TASK INSTRUCTIONS: Present the following data again exactly as it is shown.

INPUT FOR THIS TASK:
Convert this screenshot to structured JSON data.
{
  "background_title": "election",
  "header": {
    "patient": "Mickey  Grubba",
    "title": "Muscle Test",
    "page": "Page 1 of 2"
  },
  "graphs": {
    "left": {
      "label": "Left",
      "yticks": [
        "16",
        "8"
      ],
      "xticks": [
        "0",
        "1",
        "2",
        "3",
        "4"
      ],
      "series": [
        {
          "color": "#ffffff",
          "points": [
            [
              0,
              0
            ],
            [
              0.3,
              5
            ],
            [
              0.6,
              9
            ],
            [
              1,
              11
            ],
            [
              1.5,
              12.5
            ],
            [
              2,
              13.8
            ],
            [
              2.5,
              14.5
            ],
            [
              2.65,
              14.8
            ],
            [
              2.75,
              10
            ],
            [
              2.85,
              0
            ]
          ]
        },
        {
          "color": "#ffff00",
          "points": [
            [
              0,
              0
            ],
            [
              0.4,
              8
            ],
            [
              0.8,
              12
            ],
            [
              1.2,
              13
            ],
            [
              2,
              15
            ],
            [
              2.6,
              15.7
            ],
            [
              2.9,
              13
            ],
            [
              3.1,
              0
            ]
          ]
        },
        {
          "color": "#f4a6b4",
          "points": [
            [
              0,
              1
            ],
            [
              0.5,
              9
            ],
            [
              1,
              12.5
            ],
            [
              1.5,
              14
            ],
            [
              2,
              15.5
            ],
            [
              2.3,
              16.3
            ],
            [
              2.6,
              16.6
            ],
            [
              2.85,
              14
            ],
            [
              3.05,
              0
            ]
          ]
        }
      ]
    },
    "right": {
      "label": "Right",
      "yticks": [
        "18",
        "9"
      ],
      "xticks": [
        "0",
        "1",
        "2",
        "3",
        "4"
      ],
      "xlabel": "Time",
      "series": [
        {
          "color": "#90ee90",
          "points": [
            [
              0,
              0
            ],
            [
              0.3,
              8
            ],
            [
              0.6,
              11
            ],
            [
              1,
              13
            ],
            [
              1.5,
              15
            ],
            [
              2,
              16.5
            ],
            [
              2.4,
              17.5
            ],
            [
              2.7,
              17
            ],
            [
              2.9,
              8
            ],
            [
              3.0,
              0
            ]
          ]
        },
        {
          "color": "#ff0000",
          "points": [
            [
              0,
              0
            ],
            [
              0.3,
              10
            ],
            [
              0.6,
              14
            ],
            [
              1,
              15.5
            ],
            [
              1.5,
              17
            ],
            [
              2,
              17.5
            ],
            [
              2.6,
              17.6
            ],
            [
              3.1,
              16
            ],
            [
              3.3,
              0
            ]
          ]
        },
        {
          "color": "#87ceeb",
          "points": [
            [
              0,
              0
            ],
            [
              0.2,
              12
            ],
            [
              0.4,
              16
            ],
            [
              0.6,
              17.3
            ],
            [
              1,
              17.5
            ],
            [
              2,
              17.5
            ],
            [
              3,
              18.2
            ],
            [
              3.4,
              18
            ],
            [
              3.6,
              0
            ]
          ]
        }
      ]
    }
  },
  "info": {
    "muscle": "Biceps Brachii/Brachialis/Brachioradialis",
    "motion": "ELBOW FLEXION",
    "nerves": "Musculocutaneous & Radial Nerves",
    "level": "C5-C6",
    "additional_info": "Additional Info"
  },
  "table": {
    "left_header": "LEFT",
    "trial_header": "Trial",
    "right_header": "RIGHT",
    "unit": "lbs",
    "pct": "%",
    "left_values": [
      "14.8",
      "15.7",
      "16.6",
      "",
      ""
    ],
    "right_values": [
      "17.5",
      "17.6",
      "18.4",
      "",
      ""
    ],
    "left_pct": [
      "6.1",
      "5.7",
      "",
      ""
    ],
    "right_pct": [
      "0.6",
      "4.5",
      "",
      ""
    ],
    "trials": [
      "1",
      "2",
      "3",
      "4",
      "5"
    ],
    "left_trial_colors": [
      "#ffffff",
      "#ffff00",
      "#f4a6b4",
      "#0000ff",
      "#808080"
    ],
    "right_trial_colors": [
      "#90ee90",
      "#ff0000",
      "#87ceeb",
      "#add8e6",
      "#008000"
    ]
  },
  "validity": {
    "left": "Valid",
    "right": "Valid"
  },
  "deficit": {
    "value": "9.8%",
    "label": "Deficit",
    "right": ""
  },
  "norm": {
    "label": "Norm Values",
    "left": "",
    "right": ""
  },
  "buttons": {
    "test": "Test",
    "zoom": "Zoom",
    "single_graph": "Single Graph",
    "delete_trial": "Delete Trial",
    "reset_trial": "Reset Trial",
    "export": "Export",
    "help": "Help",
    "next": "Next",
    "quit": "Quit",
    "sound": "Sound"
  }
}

EXPECTED ANSWER:
Convert this screenshot to structured JSON data.
{
  "background_title": "election",
  "header": {
    "patient": "Mickey  Grubba",
    "title": "Muscle Test",
    "page": "Page 1 of 2"
  },
  "graphs": {
    "left": {
      "label": "Left",
      "yticks": [
        "16",
        "8"
      ],
      "xticks": [
        "0",
        "1",
        "2",
        "3",
        "4"
      ],
      "series": [
        {
          "color": "#ffffff",
          "points": [
            [
              0,
              0
            ],
            [
              0.3,
              5
            ],
            [
              0.6,
              9
            ],
            [
              1,
              11
            ],
            [
              1.5,
              12.5
            ],
            [
              2,
              13.8
            ],
            [
              2.5,
              14.5
            ],
            [
              2.65,
              14.8
            ],
            [
              2.75,
              10
            ],
            [
              2.85,
              0
            ]
          ]
        },
        {
          "color": "#ffff00",
          "points": [
            [
              0,
              0
            ],
            [
              0.4,
              8
            ],
            [
              0.8,
              12
            ],
            [
              1.2,
              13
            ],
            [
              2,
              15
            ],
            [
              2.6,
              15.7
            ],
            [
              2.9,
              13
            ],
            [
              3.1,
              0
            ]
          ]
        },
        {
          "color": "#f4a6b4",
          "points": [
            [
              0,
              1
            ],
            [
              0.5,
              9
            ],
            [
              1,
              12.5
            ],
            [
              1.5,
              14
            ],
            [
              2,
              15.5
            ],
            [
              2.3,
              16.3
            ],
            [
              2.6,
              16.6
            ],
            [
              2.85,
              14
            ],
            [
              3.05,
              0
            ]
          ]
        }
      ]
    },
    "right": {
      "label": "Right",
      "yticks": [
        "18",
        "9"
      ],
      "xticks": [
        "0",
        "1",
        "2",
        "3",
        "4"
      ],
      "xlabel": "Time",
      "series": [
        {
          "color": "#90ee90",
          "points": [
            [
              0,
              0
            ],
            [
              0.3,
              8
            ],
            [
              0.6,
              11
            ],
            [
              1,
              13
            ],
            [
              1.5,
              15
            ],
            [
              2,
              16.5
            ],
            [
              2.4,
              17.5
            ],
            [
              2.7,
              17
            ],
            [
              2.9,
              8
            ],
            [
              3.0,
              0
            ]
          ]
        },
        {
          "color": "#ff0000",
          "points": [
            [
              0,
              0
            ],
            [
              0.3,
              10
            ],
            [
              0.6,
              14
            ],
            [
              1,
              15.5
            ],
            [
              1.5,
              17
            ],
            [
              2,
              17.5
            ],
            [
              2.6,
              17.6
            ],
            [
              3.1,
              16
            ],
            [
              3.3,
              0
            ]
          ]
        },
        {
          "color": "#87ceeb",
          "points": [
            [
              0,
              0
            ],
            [
              0.2,
              12
            ],
            [
              0.4,
              16
            ],
            [
              0.6,
              17.3
            ],
            [
              1,
              17.5
            ],
            [
              2,
              17.5
            ],
            [
              3,
              18.2
            ],
            [
              3.4,
              18
            ],
            [
              3.6,
              0
            ]
          ]
        }
      ]
    }
  },
  "info": {
    "muscle": "Biceps Brachii/Brachialis/Brachioradialis",
    "motion": "ELBOW FLEXION",
    "nerves": "Musculocutaneous & Radial Nerves",
    "level": "C5-C6",
    "additional_info": "Additional Info"
  },
  "table": {
    "left_header": "LEFT",
    "trial_header": "Trial",
    "right_header": "RIGHT",
    "unit": "lbs",
    "pct": "%",
    "left_values": [
      "14.8",
      "15.7",
      "16.6",
      "",
      ""
    ],
    "right_values": [
      "17.5",
      "17.6",
      "18.4",
      "",
      ""
    ],
    "left_pct": [
      "6.1",
      "5.7",
      "",
      ""
    ],
    "right_pct": [
      "0.6",
      "4.5",
      "",
      ""
    ],
    "trials": [
      "1",
      "2",
      "3",
      "4",
      "5"
    ],
    "left_trial_colors": [
      "#ffffff",
      "#ffff00",
      "#f4a6b4",
      "#0000ff",
      "#808080"
    ],
    "right_trial_colors": [
      "#90ee90",
      "#ff0000",
      "#87ceeb",
      "#add8e6",
      "#008000"
    ]
  },
  "validity": {
    "left": "Valid",
    "right": "Valid"
  },
  "deficit": {
    "value": "9.8%",
    "label": "Deficit",
    "right": ""
  },
  "norm": {
    "label": "Norm Values",
    "left": "",
    "right": ""
  },
  "buttons": {
    "test": "Test",
    "zoom": "Zoom",
    "single_graph": "Single Graph",
    "delete_trial": "Delete Trial",
    "reset_trial": "Reset Trial",
    "export": "Export",
    "help": "Help",
    "next": "Next",
    "quit": "Quit",
    "sound": "Sound"
  }
}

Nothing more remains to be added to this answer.